### Texto fornecido
+ + + + +
No caso das instituições de ensino nacional, penso que devem privilegiar a nossa língua e não secundarizá-la. Portugal deve afirmar-se em todos os domínios e sempre em português. Se atuarmos desta forma, demonstramos identidade e respeito próprios. Estar na vanguarda do ensino e da cultura é primeiramente valorizar a nossa língua. Considero que deve existir cuidado e respeito institucional para com a língua de Camões, de Eça de Queiroz e de Saramago.
Peço aos estudantes, em particular, e aos leitores, no geral, para que não desvalorizem a língua-mãe e se lembrem de Fernando Pessoa quando escreveu “A minha pátria é a língua portuguesa”.
Se há o cuidado de valorizar o património material e imaterial nacional, o mesmo cuidado terá de ser alargado à língua portuguesa, porque é o maior de todos os patrimónios.
Para aprofundar o assunto, sugiro a leitura da crónica Língua Portuguesa. Valioso património, de José Paulo do Carmo, publicada no Diário de Notícias, na qual o autor escreveu que“O potencial da nossa língua é imenso. Talvez seja a única coisa em que somos realmente grandes”.
+ + + + +
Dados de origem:

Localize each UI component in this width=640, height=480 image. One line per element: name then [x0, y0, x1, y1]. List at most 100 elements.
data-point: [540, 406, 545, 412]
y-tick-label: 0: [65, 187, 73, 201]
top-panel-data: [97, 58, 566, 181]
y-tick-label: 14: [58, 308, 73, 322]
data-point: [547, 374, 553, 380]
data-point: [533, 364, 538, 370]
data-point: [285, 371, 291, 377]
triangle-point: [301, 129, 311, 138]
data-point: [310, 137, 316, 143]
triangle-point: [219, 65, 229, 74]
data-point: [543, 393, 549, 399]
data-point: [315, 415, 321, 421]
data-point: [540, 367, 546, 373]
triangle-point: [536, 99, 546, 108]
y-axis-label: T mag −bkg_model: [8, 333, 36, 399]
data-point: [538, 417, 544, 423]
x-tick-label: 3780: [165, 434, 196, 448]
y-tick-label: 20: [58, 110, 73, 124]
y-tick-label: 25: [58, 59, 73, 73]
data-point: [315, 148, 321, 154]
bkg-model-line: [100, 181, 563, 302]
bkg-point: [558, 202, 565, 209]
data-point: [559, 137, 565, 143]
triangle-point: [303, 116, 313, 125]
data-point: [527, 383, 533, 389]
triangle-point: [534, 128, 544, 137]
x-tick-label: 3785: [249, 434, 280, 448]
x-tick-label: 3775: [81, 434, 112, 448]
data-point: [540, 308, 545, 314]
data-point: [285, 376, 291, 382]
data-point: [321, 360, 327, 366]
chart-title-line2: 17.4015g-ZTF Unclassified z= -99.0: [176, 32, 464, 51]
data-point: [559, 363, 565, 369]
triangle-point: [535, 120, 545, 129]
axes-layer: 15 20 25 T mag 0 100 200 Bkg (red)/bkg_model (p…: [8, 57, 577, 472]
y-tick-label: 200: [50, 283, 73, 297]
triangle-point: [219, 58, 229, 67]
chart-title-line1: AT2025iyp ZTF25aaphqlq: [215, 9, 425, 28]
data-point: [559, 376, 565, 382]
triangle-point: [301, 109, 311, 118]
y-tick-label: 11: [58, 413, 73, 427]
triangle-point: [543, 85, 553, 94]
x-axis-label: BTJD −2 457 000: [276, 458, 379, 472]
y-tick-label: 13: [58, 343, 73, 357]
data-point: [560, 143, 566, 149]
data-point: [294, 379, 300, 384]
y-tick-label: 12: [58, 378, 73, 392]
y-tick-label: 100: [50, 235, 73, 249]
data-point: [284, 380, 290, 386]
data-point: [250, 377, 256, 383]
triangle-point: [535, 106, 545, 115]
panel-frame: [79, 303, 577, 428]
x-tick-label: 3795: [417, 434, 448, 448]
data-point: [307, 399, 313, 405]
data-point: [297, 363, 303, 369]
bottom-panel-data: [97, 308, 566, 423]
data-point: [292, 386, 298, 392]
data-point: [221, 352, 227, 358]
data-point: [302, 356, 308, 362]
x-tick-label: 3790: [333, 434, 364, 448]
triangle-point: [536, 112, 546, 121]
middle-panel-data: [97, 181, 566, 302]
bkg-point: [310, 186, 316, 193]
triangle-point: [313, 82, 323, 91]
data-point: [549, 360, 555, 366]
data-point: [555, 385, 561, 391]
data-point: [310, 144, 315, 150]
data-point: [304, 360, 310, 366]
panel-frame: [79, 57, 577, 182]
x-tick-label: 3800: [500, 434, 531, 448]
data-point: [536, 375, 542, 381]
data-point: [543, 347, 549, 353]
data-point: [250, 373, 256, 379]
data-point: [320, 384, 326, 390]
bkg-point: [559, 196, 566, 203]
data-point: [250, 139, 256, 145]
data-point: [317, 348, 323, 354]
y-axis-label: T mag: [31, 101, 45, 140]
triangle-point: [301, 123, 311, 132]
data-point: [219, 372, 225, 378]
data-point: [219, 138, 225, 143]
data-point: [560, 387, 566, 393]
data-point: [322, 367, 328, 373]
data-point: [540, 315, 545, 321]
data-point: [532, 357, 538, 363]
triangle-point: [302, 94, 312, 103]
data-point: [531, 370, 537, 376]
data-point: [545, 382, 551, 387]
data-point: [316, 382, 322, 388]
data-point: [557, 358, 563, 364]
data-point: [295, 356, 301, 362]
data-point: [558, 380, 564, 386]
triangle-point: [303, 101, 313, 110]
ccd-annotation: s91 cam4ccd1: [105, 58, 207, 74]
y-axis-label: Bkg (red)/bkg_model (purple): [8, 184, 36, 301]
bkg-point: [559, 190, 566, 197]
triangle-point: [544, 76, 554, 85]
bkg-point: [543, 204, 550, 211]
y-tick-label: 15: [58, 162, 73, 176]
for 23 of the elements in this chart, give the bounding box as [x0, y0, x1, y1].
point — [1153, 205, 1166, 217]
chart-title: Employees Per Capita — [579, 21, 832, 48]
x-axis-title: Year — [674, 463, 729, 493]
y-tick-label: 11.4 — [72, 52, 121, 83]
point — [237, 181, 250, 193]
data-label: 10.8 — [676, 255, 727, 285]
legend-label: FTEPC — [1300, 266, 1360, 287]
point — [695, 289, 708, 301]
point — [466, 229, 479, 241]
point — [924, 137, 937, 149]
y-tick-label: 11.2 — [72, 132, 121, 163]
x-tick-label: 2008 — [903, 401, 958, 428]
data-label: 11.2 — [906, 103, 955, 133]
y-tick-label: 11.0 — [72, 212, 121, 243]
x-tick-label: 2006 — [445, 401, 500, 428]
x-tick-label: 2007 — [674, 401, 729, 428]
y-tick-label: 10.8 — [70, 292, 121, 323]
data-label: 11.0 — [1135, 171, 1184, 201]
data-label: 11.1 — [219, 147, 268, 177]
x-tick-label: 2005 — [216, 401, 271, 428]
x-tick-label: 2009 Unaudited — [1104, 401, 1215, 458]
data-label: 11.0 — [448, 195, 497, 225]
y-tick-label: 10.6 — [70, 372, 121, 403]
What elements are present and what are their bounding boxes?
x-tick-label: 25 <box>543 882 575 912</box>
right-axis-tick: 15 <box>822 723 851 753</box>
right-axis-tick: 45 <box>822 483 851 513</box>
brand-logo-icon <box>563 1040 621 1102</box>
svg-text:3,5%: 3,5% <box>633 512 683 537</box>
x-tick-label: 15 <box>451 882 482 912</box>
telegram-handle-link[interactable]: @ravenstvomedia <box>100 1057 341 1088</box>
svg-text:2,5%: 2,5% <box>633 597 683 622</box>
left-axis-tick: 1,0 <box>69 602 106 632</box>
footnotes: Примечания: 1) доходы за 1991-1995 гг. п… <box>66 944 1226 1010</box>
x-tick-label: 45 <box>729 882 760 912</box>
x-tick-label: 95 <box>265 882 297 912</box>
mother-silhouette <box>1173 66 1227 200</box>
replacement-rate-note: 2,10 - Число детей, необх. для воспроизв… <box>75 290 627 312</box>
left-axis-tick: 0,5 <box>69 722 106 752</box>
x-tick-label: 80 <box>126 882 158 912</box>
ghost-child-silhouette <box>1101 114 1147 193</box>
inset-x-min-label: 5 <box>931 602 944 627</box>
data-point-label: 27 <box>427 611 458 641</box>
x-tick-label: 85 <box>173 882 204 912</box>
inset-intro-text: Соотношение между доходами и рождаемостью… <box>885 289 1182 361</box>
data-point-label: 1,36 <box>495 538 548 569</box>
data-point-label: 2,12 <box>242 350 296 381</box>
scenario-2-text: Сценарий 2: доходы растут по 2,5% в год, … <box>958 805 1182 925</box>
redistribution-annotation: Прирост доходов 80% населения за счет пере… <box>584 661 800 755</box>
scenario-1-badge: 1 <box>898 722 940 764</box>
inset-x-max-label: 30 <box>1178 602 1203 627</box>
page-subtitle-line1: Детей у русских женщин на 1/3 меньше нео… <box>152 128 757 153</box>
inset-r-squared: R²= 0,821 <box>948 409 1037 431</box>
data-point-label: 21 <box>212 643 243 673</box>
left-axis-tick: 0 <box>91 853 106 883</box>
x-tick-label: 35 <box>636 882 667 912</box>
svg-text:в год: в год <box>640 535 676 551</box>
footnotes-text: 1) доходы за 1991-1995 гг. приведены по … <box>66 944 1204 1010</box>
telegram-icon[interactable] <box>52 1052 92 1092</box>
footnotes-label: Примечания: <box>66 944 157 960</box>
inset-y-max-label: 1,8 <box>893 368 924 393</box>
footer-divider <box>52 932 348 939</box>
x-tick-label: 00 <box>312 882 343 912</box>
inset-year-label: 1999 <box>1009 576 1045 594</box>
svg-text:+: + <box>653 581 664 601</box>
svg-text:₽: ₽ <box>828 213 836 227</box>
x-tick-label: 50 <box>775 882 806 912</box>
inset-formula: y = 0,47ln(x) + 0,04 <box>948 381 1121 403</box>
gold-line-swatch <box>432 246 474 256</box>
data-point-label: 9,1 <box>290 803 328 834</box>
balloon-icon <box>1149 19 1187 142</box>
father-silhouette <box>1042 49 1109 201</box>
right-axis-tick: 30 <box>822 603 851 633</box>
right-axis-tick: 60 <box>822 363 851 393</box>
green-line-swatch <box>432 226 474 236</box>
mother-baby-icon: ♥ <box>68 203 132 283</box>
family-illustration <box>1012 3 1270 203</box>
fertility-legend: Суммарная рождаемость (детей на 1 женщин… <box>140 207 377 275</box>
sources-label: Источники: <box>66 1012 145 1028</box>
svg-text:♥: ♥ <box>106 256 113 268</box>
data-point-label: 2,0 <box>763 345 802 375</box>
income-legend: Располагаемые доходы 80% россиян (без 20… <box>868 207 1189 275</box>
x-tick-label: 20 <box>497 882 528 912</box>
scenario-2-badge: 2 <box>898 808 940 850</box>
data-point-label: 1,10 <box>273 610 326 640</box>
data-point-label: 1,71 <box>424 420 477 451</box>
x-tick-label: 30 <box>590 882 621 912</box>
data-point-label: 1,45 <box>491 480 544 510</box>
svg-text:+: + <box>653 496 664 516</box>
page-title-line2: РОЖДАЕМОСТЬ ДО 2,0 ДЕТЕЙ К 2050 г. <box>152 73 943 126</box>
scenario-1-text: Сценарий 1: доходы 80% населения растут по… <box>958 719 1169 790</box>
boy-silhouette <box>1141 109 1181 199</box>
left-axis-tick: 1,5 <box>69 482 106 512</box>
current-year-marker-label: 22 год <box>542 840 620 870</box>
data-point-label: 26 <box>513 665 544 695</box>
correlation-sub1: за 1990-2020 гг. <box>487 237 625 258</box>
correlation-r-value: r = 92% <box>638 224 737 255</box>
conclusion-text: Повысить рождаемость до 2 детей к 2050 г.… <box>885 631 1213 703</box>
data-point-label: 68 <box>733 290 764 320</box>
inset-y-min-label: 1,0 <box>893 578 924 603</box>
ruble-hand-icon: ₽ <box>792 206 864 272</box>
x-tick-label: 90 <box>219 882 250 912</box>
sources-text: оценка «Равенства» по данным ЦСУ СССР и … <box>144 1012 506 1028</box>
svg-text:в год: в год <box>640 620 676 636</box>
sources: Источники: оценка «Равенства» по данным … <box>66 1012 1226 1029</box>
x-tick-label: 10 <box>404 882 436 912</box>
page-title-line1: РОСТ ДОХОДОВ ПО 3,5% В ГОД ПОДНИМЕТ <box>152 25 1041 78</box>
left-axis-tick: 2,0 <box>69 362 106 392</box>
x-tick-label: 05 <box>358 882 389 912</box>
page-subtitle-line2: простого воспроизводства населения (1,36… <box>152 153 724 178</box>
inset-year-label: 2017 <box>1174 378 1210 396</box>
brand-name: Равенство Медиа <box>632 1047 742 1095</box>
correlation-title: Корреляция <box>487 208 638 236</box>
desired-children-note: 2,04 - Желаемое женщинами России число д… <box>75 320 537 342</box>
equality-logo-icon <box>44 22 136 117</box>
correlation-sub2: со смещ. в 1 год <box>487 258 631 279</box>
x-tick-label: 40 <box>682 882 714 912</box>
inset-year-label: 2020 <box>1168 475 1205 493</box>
+ + + + +
### Instrução A
Transcreva, do texto sobre a língua portuguesa, o trecho que começa nas palavras que contêm "Peço aos estudantes, em" e termina em "todos os patrimónios.".
### Instrução B
Indique se cada afirmação concorda com o texto sobre a língua portuguesa. Responda sim ou não e cite as palavras exatas do texto que o decidem.
(i) As instituições de ensino nacional devem secundarizar a língua portuguesa.
(ii) A crónica sugerida foi publicada no Diário de Notícias.
(iii) A língua portuguesa é apresentada como o maior de todos os patrimónios.
### Instrução C
Prossiga o texto sobre a valorização da língua portuguesa a partir do ponto em que ele termina.

### Resposta A
Peço aos estudantes, em particular, e aos leitores, no geral, para que não desvalorizem a língua-mãe e se lembrem de Fernando Pessoa quando escreveu “A minha pátria é a língua portuguesa”.
Se há o cuidado de valorizar o património material e imaterial nacional, o mesmo cuidado terá de ser alargado à língua portuguesa, porque é o maior de todos os patrimónios.

### Resposta B
(i) Não: "devem privilegiar a nossa língua e não secundarizá-la".
(ii) Sim: "publicada no Diário de Notícias".
(iii) Sim: "porque é o maior de todos os patrimónios".

### Resposta C
5 comentários
Os brasileiros deviam valorizar mais a língua portuguesa, não apenas os brasileiros mas também os portugueses e angolanos
Comentário de caca.
Atacar os brasileiros porquê? Depois lá vem uma camuflagem com os portugueses e os angolanos. E o resto dos PALOP? Não existem?
E quais deveriam ser as traduções de feedback, download e e-mail?
Pela chamada «lei do menor esforço», praticamente ninguém usa a expressão «correio electrónico». A tradução de «descarregar» para inglês é «unload», não é «download». E sobre a tradução de «feedback» fica a curiosidade, sem comentários.
Todas as línguas incorporam estrangeirismos e o português não é seguramente excepção. Antes dos inglesismos tivemos galicismos mais que muitos e antes castelhanismos. Até germanismos temos.
Já o facto de oradores em eventos conduzidos em português (e outras situações, como foi exemplificado) se porem a responder em inglês, a questão é outra, claramente. E, isso sim, não faz qualquer sentido além do exibicionismo «de alta cultura».
Sim, Fernando Pessoa teve a visão real e global, que é bem evidente na diáspora: é a nossa língua que mais une os portugueses lá fora.
Cá dentro, há muita ingenuidade no uso da língua portuguesa, mas pior ainda que o “inglês internacional”, é a teoria dos “entendidos”.
O “fenómeno brasileiro” é imparável. Todos os dias os brasileiros inventam novas palavras. Não há acordo ortográfico que lhe resista. É assim mesmo.
O que há a fazer é não deixar deteriorar o português de Portugal, em Portugal e nas relações internacionais, mormente no seio da CPLP.
Será bom para todos. Teremos uma língua comum, de referência e sem deturpações.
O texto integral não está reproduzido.